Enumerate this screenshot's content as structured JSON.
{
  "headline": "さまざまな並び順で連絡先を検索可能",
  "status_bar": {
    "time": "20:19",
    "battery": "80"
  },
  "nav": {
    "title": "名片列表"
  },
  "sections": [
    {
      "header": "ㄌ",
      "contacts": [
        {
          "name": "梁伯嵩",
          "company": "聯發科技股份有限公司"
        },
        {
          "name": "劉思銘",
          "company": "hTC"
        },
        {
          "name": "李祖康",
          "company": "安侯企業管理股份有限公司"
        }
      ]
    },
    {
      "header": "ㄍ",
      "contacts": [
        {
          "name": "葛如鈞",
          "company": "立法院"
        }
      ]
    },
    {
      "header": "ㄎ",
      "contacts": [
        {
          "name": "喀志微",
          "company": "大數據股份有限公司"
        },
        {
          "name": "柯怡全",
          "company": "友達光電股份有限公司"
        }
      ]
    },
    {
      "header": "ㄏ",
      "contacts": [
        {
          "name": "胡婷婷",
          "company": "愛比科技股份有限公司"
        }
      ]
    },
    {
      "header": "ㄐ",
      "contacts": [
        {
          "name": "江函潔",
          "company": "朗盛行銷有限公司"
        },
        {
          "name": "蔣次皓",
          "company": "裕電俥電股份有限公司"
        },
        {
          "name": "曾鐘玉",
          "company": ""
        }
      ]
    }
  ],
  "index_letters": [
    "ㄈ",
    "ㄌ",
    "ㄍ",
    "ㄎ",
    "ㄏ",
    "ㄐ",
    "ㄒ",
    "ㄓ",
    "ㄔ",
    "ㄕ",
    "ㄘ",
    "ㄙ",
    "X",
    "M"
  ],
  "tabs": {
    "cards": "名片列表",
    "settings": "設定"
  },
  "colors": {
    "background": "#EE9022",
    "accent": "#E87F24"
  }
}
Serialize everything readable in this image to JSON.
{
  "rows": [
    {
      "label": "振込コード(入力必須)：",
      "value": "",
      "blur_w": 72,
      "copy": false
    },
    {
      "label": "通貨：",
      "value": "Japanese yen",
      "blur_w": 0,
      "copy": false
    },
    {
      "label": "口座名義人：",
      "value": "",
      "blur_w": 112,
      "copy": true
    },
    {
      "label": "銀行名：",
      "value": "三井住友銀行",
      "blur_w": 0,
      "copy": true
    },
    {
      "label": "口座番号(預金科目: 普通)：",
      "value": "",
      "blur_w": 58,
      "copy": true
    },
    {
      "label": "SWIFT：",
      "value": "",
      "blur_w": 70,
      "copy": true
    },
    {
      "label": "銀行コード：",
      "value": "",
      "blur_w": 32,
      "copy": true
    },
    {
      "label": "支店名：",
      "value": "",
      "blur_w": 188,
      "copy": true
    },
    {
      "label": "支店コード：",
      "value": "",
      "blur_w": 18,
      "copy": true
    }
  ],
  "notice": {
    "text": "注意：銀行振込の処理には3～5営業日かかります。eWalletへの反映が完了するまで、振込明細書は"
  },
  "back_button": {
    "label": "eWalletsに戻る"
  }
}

● **WORK TO COMPLETE**:
Please reproduce every line of the material word for word.

● **CORRECT RESPONSE**:
Enumerate this screenshot's content as structured JSON.
{
  "headline": "さまざまな並び順で連絡先を検索可能",
  "status_bar": {
    "time": "20:19",
    "battery": "80"
  },
  "nav": {
    "title": "名片列表"
  },
  "sections": [
    {
      "header": "ㄌ",
      "contacts": [
        {
          "name": "梁伯嵩",
          "company": "聯發科技股份有限公司"
        },
        {
          "name": "劉思銘",
          "company": "hTC"
        },
        {
          "name": "李祖康",
          "company": "安侯企業管理股份有限公司"
        }
      ]
    },
    {
      "header": "ㄍ",
      "contacts": [
        {
          "name": "葛如鈞",
          "company": "立法院"
        }
      ]
    },
    {
      "header": "ㄎ",
      "contacts": [
        {
          "name": "喀志微",
          "company": "大數據股份有限公司"
        },
        {
          "name": "柯怡全",
          "company": "友達光電股份有限公司"
        }
      ]
    },
    {
      "header": "ㄏ",
      "contacts": [
        {
          "name": "胡婷婷",
          "company": "愛比科技股份有限公司"
        }
      ]
    },
    {
      "header": "ㄐ",
      "contacts": [
        {
          "name": "江函潔",
          "company": "朗盛行銷有限公司"
        },
        {
          "name": "蔣次皓",
          "company": "裕電俥電股份有限公司"
        },
        {
          "name": "曾鐘玉",
          "company": ""
        }
      ]
    }
  ],
  "index_letters": [
    "ㄈ",
    "ㄌ",
    "ㄍ",
    "ㄎ",
    "ㄏ",
    "ㄐ",
    "ㄒ",
    "ㄓ",
    "ㄔ",
    "ㄕ",
    "ㄘ",
    "ㄙ",
    "X",
    "M"
  ],
  "tabs": {
    "cards": "名片列表",
    "settings": "設定"
  },
  "colors": {
    "background": "#EE9022",
    "accent": "#E87F24"
  }
}
Serialize everything readable in this image to JSON.
{
  "rows": [
    {
      "label": "振込コード(入力必須)：",
      "value": "",
      "blur_w": 72,
      "copy": false
    },
    {
      "label": "通貨：",
      "value": "Japanese yen",
      "blur_w": 0,
      "copy": false
    },
    {
      "label": "口座名義人：",
      "value": "",
      "blur_w": 112,
      "copy": true
    },
    {
      "label": "銀行名：",
      "value": "三井住友銀行",
      "blur_w": 0,
      "copy": true
    },
    {
      "label": "口座番号(預金科目: 普通)：",
      "value": "",
      "blur_w": 58,
      "copy": true
    },
    {
      "label": "SWIFT：",
      "value": "",
      "blur_w": 70,
      "copy": true
    },
    {
      "label": "銀行コード：",
      "value": "",
      "blur_w": 32,
      "copy": true
    },
    {
      "label": "支店名：",
      "value": "",
      "blur_w": 188,
      "copy": true
    },
    {
      "label": "支店コード：",
      "value": "",
      "blur_w": 18,
      "copy": true
    }
  ],
  "notice": {
    "text": "注意：銀行振込の処理には3～5営業日かかります。eWalletへの反映が完了するまで、振込明細書は"
  },
  "back_button": {
    "label": "eWalletsに戻る"
  }
}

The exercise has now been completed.